Start

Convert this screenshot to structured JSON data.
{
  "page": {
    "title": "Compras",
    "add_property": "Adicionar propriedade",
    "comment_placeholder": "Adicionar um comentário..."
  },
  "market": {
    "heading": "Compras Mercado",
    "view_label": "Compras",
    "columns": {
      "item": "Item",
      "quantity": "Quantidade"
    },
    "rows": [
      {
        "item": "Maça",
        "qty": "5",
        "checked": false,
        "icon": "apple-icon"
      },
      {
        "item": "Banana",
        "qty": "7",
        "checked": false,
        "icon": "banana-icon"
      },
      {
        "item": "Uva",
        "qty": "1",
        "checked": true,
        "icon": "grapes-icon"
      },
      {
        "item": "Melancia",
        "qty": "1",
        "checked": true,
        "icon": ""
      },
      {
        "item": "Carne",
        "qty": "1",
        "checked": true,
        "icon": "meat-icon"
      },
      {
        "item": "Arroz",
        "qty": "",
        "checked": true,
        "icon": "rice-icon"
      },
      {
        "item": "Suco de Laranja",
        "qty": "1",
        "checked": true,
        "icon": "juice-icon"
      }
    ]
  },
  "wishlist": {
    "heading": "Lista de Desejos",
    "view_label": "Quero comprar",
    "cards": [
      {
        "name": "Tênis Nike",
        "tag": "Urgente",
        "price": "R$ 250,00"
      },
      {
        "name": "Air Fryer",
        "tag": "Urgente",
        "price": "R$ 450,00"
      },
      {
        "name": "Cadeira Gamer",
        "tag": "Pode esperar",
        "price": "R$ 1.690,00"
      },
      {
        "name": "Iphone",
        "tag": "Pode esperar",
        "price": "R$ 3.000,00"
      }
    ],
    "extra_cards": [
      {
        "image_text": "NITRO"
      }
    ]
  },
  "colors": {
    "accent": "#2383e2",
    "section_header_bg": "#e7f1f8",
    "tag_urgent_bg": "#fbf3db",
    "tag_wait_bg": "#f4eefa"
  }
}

End

### Given request
Identify and copy the lines holding the word "name".

### Exercise solution
        "name": "Tênis Nike",
        "name": "Air Fryer",
        "name": "Cadeira Gamer",
        "name": "Iphone",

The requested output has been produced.